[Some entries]
:::

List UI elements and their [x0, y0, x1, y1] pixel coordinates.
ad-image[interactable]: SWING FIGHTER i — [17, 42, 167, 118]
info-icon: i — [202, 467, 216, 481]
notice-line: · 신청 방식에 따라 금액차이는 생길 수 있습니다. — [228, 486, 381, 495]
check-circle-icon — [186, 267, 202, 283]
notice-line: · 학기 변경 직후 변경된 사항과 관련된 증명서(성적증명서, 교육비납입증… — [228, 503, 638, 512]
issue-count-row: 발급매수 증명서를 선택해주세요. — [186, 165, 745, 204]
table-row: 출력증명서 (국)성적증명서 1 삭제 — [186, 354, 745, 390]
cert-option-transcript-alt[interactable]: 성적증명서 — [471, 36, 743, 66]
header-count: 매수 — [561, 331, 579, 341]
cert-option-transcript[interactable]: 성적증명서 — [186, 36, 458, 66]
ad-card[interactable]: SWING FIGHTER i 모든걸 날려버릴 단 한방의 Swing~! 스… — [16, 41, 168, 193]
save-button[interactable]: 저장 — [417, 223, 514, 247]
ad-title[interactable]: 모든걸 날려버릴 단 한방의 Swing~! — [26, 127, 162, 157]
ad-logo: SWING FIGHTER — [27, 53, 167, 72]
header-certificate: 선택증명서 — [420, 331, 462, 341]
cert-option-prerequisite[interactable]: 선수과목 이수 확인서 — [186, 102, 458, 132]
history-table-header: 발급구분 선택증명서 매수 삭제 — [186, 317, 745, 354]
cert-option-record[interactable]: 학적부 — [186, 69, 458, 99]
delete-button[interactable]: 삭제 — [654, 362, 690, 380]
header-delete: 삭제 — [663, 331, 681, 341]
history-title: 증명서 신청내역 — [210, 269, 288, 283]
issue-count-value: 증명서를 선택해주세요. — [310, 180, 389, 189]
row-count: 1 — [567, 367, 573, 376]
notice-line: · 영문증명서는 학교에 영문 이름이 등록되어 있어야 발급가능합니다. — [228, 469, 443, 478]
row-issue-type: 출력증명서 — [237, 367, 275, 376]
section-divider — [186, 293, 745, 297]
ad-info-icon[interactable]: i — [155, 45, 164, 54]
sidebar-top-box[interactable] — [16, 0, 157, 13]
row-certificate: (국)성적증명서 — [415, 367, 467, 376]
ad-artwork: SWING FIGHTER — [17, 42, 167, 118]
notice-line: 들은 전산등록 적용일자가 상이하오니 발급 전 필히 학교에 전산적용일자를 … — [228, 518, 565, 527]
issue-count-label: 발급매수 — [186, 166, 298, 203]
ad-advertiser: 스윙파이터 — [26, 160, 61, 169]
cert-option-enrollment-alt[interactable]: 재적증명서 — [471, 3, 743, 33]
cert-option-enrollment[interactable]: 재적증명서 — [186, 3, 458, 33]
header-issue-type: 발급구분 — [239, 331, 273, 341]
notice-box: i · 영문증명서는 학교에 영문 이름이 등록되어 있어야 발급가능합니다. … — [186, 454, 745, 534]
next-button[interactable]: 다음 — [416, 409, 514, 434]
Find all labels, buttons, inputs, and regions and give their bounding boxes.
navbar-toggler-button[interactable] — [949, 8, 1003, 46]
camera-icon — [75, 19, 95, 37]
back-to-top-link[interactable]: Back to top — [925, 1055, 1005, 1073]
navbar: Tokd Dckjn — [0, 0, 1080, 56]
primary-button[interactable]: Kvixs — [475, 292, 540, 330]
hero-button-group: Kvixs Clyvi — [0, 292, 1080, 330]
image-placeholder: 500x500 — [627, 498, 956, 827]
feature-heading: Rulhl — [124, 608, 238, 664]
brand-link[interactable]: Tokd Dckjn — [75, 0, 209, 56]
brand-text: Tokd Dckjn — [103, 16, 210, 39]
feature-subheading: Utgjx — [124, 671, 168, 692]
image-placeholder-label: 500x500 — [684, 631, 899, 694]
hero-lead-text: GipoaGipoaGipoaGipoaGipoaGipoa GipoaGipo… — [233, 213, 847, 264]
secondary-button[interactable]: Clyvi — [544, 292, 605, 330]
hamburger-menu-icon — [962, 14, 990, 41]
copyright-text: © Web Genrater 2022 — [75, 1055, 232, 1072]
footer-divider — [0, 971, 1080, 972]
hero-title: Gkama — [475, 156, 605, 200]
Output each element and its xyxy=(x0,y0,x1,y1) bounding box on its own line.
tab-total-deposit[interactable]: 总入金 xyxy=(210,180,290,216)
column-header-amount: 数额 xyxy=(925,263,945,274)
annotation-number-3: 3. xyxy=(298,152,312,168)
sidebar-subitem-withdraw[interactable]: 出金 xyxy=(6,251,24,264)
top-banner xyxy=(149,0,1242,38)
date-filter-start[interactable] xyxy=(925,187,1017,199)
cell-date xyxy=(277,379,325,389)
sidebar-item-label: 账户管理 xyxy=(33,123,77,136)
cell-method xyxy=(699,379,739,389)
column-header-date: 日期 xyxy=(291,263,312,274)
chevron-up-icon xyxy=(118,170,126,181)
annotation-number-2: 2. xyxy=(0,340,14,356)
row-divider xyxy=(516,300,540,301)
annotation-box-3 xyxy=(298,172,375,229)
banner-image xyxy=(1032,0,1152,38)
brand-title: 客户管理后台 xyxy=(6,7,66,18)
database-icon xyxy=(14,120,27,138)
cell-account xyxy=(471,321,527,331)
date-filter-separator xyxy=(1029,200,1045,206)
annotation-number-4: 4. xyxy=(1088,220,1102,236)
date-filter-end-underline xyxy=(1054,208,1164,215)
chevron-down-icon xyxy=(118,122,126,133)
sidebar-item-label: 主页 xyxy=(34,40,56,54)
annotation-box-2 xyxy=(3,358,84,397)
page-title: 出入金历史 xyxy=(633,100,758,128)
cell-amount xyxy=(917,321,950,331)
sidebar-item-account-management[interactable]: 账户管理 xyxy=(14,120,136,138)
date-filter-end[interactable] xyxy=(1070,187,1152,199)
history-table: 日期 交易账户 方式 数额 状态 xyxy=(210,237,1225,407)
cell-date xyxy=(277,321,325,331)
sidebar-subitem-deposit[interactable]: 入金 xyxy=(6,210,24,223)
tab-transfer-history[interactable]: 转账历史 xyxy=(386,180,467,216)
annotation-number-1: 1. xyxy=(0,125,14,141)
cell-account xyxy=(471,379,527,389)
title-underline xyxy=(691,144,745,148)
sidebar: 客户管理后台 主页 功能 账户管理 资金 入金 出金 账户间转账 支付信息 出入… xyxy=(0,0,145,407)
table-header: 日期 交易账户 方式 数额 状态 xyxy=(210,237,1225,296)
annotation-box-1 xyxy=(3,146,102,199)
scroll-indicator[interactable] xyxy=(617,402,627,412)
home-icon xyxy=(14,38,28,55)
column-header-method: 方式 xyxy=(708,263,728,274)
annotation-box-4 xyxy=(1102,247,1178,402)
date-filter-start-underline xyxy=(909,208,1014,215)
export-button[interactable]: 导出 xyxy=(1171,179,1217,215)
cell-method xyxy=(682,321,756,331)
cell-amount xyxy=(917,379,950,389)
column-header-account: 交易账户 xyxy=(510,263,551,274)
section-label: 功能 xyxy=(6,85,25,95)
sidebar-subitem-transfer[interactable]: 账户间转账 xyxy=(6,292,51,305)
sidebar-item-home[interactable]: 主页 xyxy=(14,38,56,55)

:::

— EXERCISE —
Turn the lines running from the start of the entries through the line that contains "row-count: 1 — [567, 367, 573, 376]" into a numbered list, including both ends and leaving out any blank lines.

— RIGHT ANSWER —
1. List UI elements and their [x0, y0, x1, y1] pixel coordinates.
2. ad-image[interactable]: SWING FIGHTER i — [17, 42, 167, 118]
3. info-icon: i — [202, 467, 216, 481]
4. notice-line: · 신청 방식에 따라 금액차이는 생길 수 있습니다. — [228, 486, 381, 495]
5. check-circle-icon — [186, 267, 202, 283]
6. notice-line: · 학기 변경 직후 변경된 사항과 관련된 증명서(성적증명서, 교육비납입증… — [228, 503, 638, 512]
7. issue-count-row: 발급매수 증명서를 선택해주세요. — [186, 165, 745, 204]
8. table-row: 출력증명서 (국)성적증명서 1 삭제 — [186, 354, 745, 390]
9. cert-option-transcript-alt[interactable]: 성적증명서 — [471, 36, 743, 66]
10. header-count: 매수 — [561, 331, 579, 341]
11. cert-option-transcript[interactable]: 성적증명서 — [186, 36, 458, 66]
12. ad-card[interactable]: SWING FIGHTER i 모든걸 날려버릴 단 한방의 Swing~! 스… — [16, 41, 168, 193]
13. save-button[interactable]: 저장 — [417, 223, 514, 247]
14. ad-title[interactable]: 모든걸 날려버릴 단 한방의 Swing~! — [26, 127, 162, 157]
15. ad-logo: SWING FIGHTER — [27, 53, 167, 72]
16. header-certificate: 선택증명서 — [420, 331, 462, 341]
17. cert-option-prerequisite[interactable]: 선수과목 이수 확인서 — [186, 102, 458, 132]
18. history-table-header: 발급구분 선택증명서 매수 삭제 — [186, 317, 745, 354]
19. cert-option-record[interactable]: 학적부 — [186, 69, 458, 99]
20. delete-button[interactable]: 삭제 — [654, 362, 690, 380]
21. header-delete: 삭제 — [663, 331, 681, 341]
22. history-title: 증명서 신청내역 — [210, 269, 288, 283]
23. issue-count-value: 증명서를 선택해주세요. — [310, 180, 389, 189]
24. row-count: 1 — [567, 367, 573, 376]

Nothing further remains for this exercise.